Requirements: Sift the material for lines containing "content", and return them.

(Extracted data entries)
====
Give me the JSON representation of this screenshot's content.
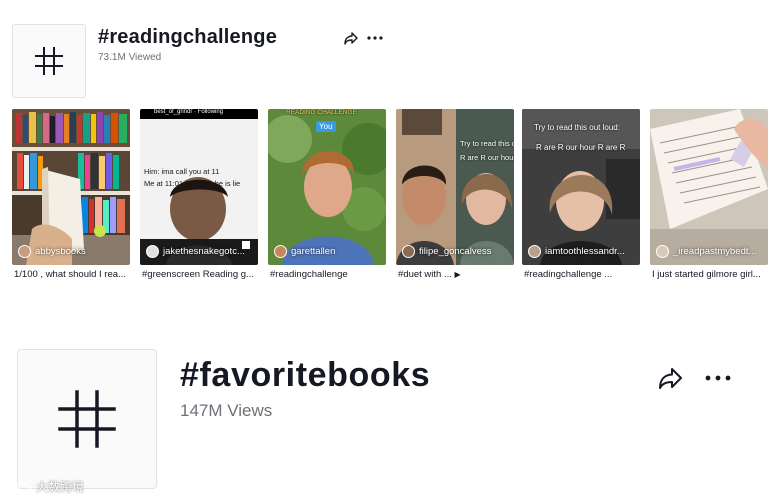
{
  "hashtag_1": {
    "title": "#readingchallenge",
    "views": "73.1M Viewed",
    "share_icon": "share-icon",
    "more_icon": "more-icon",
    "videos": [
      {
        "username": "abbysbooks",
        "caption": "1/100 , what should I rea..."
      },
      {
        "username": "jakethesnakegotc...",
        "caption": "#greenscreen Reading g...",
        "overlay_top": "best_of_grindr · Following",
        "overlay_1": "Him: ima call you at 11",
        "overlay_2": "Me at 11:01 knowing he is lie"
      },
      {
        "username": "garettallen",
        "caption": "#readingchallenge",
        "overlay_banner": "READING CHALLENGE",
        "overlay_badge": "You"
      },
      {
        "username": "filipe_goncalvess",
        "caption": "#duet with ...",
        "overlay_1": "Try to read this ou",
        "overlay_2": "R are R our hour R"
      },
      {
        "username": "iamtoothlessandr...",
        "caption": "#readingchallenge ...",
        "overlay_1": "Try to read this out loud:",
        "overlay_2": "R are R our hour R are R"
      },
      {
        "username": "_ireadpastmybedt...",
        "caption": "I just started gilmore girl..."
      }
    ]
  },
  "hashtag_2": {
    "title": "#favoritebooks",
    "views": "147M Views",
    "share_icon": "share-icon",
    "more_icon": "more-icon"
  },
  "watermark": {
    "text": "大数跨境"
  }
}
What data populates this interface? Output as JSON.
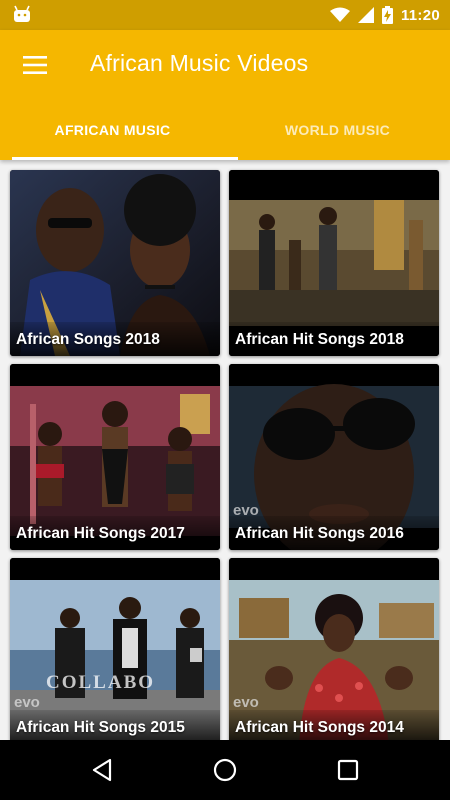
{
  "status_bar": {
    "time": "11:20",
    "background": "#cf9e00",
    "icons": [
      "android-icon",
      "wifi-icon",
      "signal-icon",
      "battery-charging-icon"
    ]
  },
  "app_bar": {
    "title": "African Music Videos",
    "menu_icon": "hamburger-menu-icon",
    "background": "#f5b700"
  },
  "tabs": [
    {
      "label": "AFRICAN MUSIC",
      "active": true
    },
    {
      "label": "WORLD MUSIC",
      "active": false
    }
  ],
  "playlists": [
    {
      "title": "African Songs 2018"
    },
    {
      "title": "African Hit Songs 2018"
    },
    {
      "title": "African Hit Songs 2017"
    },
    {
      "title": "African Hit Songs 2016",
      "watermark": "evo"
    },
    {
      "title": "African Hit Songs 2015",
      "watermark": "COLLABO",
      "watermark2": "evo"
    },
    {
      "title": "African Hit Songs 2014",
      "watermark": "evo"
    }
  ],
  "nav_bar": {
    "icons": [
      "back-icon",
      "home-icon",
      "recents-icon"
    ]
  }
}
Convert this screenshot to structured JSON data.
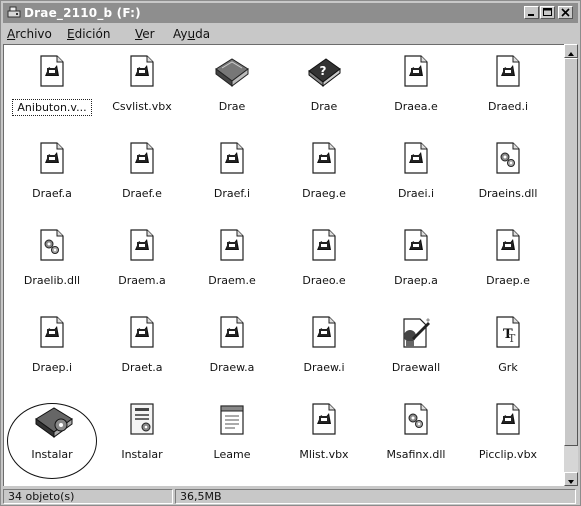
{
  "window": {
    "title": "Drae_2110_b (F:)",
    "buttons": [
      {
        "name": "minimize-button",
        "icon": "minimize-icon"
      },
      {
        "name": "maximize-button",
        "icon": "maximize-icon"
      },
      {
        "name": "close-button",
        "icon": "close-icon"
      }
    ]
  },
  "menu": {
    "archivo": {
      "u": "A",
      "rest": "rchivo"
    },
    "edicion": {
      "u": "E",
      "rest": "dición"
    },
    "ver": {
      "u": "V",
      "rest": "er"
    },
    "ayuda": {
      "pre": "Ay",
      "u": "u",
      "rest": "da"
    }
  },
  "files": [
    {
      "label": "Anibuton.v...",
      "icon": "script-icon",
      "selected": true
    },
    {
      "label": "Csvlist.vbx",
      "icon": "script-icon"
    },
    {
      "label": "Drae",
      "icon": "book-icon"
    },
    {
      "label": "Drae",
      "icon": "help-book-icon"
    },
    {
      "label": "Draea.e",
      "icon": "script-icon"
    },
    {
      "label": "Draed.i",
      "icon": "script-icon"
    },
    {
      "label": "Draef.a",
      "icon": "script-icon"
    },
    {
      "label": "Draef.e",
      "icon": "script-icon"
    },
    {
      "label": "Draef.i",
      "icon": "script-icon"
    },
    {
      "label": "Draeg.e",
      "icon": "script-icon"
    },
    {
      "label": "Draei.i",
      "icon": "script-icon"
    },
    {
      "label": "Draeins.dll",
      "icon": "dll-icon"
    },
    {
      "label": "Draelib.dll",
      "icon": "dll-icon"
    },
    {
      "label": "Draem.a",
      "icon": "script-icon"
    },
    {
      "label": "Draem.e",
      "icon": "script-icon"
    },
    {
      "label": "Draeo.e",
      "icon": "script-icon"
    },
    {
      "label": "Draep.a",
      "icon": "script-icon"
    },
    {
      "label": "Draep.e",
      "icon": "script-icon"
    },
    {
      "label": "Draep.i",
      "icon": "script-icon"
    },
    {
      "label": "Draet.a",
      "icon": "script-icon"
    },
    {
      "label": "Draew.a",
      "icon": "script-icon"
    },
    {
      "label": "Draew.i",
      "icon": "script-icon"
    },
    {
      "label": "Draewall",
      "icon": "wizard-icon"
    },
    {
      "label": "Grk",
      "icon": "font-icon"
    },
    {
      "label": "Instalar",
      "icon": "install-book-icon"
    },
    {
      "label": "Instalar",
      "icon": "setup-icon"
    },
    {
      "label": "Leame",
      "icon": "notepad-icon"
    },
    {
      "label": "Mlist.vbx",
      "icon": "script-icon"
    },
    {
      "label": "Msafinx.dll",
      "icon": "dll-icon"
    },
    {
      "label": "Picclip.vbx",
      "icon": "script-icon"
    }
  ],
  "status": {
    "count": "34 objeto(s)",
    "size": "36,5MB"
  }
}
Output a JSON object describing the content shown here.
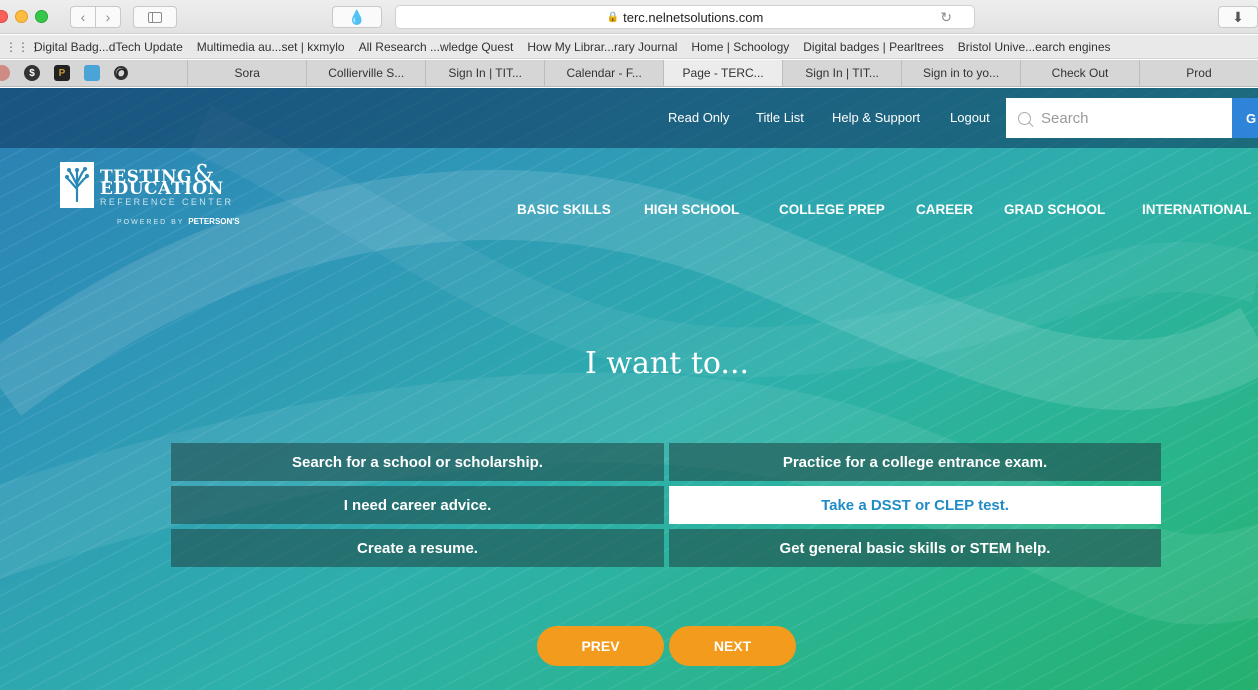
====
Exercise response:
Give me the JSON representation of this screenshot's content.
Output a JSON object describing the content shown here.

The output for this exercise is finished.